* **What the exercise asks**
Return the listing below word for word.

[Recorded data]

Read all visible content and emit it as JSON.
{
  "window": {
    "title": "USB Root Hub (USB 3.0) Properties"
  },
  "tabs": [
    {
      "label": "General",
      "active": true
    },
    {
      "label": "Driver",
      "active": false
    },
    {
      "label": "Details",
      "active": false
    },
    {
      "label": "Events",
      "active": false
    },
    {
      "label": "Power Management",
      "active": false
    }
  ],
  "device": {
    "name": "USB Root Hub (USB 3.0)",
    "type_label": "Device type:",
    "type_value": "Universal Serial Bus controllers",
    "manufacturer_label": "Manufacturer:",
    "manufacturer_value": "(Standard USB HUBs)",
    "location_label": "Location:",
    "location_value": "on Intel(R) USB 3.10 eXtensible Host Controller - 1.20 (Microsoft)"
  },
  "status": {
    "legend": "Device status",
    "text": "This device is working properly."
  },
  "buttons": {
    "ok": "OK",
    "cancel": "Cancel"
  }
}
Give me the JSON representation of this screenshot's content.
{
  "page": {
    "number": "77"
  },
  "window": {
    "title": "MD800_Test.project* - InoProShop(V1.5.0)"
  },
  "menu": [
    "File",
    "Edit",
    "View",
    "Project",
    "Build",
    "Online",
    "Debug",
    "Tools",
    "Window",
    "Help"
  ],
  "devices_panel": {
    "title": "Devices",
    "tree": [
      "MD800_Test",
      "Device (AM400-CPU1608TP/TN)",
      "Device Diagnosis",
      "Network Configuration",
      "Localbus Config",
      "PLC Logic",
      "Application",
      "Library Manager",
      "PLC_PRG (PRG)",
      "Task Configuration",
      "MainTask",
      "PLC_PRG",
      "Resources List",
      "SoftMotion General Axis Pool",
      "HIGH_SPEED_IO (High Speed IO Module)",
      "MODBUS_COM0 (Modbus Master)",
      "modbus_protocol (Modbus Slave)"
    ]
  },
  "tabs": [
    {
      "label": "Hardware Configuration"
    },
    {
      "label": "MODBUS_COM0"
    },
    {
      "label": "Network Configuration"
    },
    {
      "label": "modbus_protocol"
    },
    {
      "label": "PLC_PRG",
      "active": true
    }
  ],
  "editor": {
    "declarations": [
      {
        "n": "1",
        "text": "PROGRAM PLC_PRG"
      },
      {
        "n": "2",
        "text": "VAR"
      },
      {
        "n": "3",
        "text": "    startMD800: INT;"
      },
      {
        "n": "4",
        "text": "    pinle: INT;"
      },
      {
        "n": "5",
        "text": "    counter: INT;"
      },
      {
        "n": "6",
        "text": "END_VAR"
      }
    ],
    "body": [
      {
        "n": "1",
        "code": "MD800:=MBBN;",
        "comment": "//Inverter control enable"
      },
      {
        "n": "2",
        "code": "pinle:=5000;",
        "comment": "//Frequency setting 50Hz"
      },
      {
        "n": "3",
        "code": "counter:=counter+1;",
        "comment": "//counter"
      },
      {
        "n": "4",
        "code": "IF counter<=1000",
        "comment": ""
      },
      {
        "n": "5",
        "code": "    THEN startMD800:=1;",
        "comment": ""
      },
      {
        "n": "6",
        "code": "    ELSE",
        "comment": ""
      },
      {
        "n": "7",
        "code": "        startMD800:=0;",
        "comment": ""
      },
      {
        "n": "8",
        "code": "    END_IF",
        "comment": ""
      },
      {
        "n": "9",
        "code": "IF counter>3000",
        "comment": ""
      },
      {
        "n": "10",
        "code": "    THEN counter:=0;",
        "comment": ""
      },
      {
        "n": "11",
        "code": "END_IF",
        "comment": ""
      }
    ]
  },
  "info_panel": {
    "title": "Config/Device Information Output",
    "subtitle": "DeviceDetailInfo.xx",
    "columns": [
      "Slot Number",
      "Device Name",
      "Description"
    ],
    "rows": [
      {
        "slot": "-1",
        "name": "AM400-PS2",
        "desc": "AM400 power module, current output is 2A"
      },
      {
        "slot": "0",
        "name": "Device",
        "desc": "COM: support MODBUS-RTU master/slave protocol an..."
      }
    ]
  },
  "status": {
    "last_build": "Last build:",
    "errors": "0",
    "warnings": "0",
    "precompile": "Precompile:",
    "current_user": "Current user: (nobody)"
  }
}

* **The result**
Read all visible content and emit it as JSON.
{
  "window": {
    "title": "USB Root Hub (USB 3.0) Properties"
  },
  "tabs": [
    {
      "label": "General",
      "active": true
    },
    {
      "label": "Driver",
      "active": false
    },
    {
      "label": "Details",
      "active": false
    },
    {
      "label": "Events",
      "active": false
    },
    {
      "label": "Power Management",
      "active": false
    }
  ],
  "device": {
    "name": "USB Root Hub (USB 3.0)",
    "type_label": "Device type:",
    "type_value": "Universal Serial Bus controllers",
    "manufacturer_label": "Manufacturer:",
    "manufacturer_value": "(Standard USB HUBs)",
    "location_label": "Location:",
    "location_value": "on Intel(R) USB 3.10 eXtensible Host Controller - 1.20 (Microsoft)"
  },
  "status": {
    "legend": "Device status",
    "text": "This device is working properly."
  },
  "buttons": {
    "ok": "OK",
    "cancel": "Cancel"
  }
}
Give me the JSON representation of this screenshot's content.
{
  "page": {
    "number": "77"
  },
  "window": {
    "title": "MD800_Test.project* - InoProShop(V1.5.0)"
  },
  "menu": [
    "File",
    "Edit",
    "View",
    "Project",
    "Build",
    "Online",
    "Debug",
    "Tools",
    "Window",
    "Help"
  ],
  "devices_panel": {
    "title": "Devices",
    "tree": [
      "MD800_Test",
      "Device (AM400-CPU1608TP/TN)",
      "Device Diagnosis",
      "Network Configuration",
      "Localbus Config",
      "PLC Logic",
      "Application",
      "Library Manager",
      "PLC_PRG (PRG)",
      "Task Configuration",
      "MainTask",
      "PLC_PRG",
      "Resources List",
      "SoftMotion General Axis Pool",
      "HIGH_SPEED_IO (High Speed IO Module)",
      "MODBUS_COM0 (Modbus Master)",
      "modbus_protocol (Modbus Slave)"
    ]
  },
  "tabs": [
    {
      "label": "Hardware Configuration"
    },
    {
      "label": "MODBUS_COM0"
    },
    {
      "label": "Network Configuration"
    },
    {
      "label": "modbus_protocol"
    },
    {
      "label": "PLC_PRG",
      "active": true
    }
  ],
  "editor": {
    "declarations": [
      {
        "n": "1",
        "text": "PROGRAM PLC_PRG"
      },
      {
        "n": "2",
        "text": "VAR"
      },
      {
        "n": "3",
        "text": "    startMD800: INT;"
      },
      {
        "n": "4",
        "text": "    pinle: INT;"
      },
      {
        "n": "5",
        "text": "    counter: INT;"
      },
      {
        "n": "6",
        "text": "END_VAR"
      }
    ],
    "body": [
      {
        "n": "1",
        "code": "MD800:=MBBN;",
        "comment": "//Inverter control enable"
      },
      {
        "n": "2",
        "code": "pinle:=5000;",
        "comment": "//Frequency setting 50Hz"
      },
      {
        "n": "3",
        "code": "counter:=counter+1;",
        "comment": "//counter"
      },
      {
        "n": "4",
        "code": "IF counter<=1000",
        "comment": ""
      },
      {
        "n": "5",
        "code": "    THEN startMD800:=1;",
        "comment": ""
      },
      {
        "n": "6",
        "code": "    ELSE",
        "comment": ""
      },
      {
        "n": "7",
        "code": "        startMD800:=0;",
        "comment": ""
      },
      {
        "n": "8",
        "code": "    END_IF",
        "comment": ""
      },
      {
        "n": "9",
        "code": "IF counter>3000",
        "comment": ""
      },
      {
        "n": "10",
        "code": "    THEN counter:=0;",
        "comment": ""
      },
      {
        "n": "11",
        "code": "END_IF",
        "comment": ""
      }
    ]
  },
  "info_panel": {
    "title": "Config/Device Information Output",
    "subtitle": "DeviceDetailInfo.xx",
    "columns": [
      "Slot Number",
      "Device Name",
      "Description"
    ],
    "rows": [
      {
        "slot": "-1",
        "name": "AM400-PS2",
        "desc": "AM400 power module, current output is 2A"
      },
      {
        "slot": "0",
        "name": "Device",
        "desc": "COM: support MODBUS-RTU master/slave protocol an..."
      }
    ]
  },
  "status": {
    "last_build": "Last build:",
    "errors": "0",
    "warnings": "0",
    "precompile": "Precompile:",
    "current_user": "Current user: (nobody)"
  }
}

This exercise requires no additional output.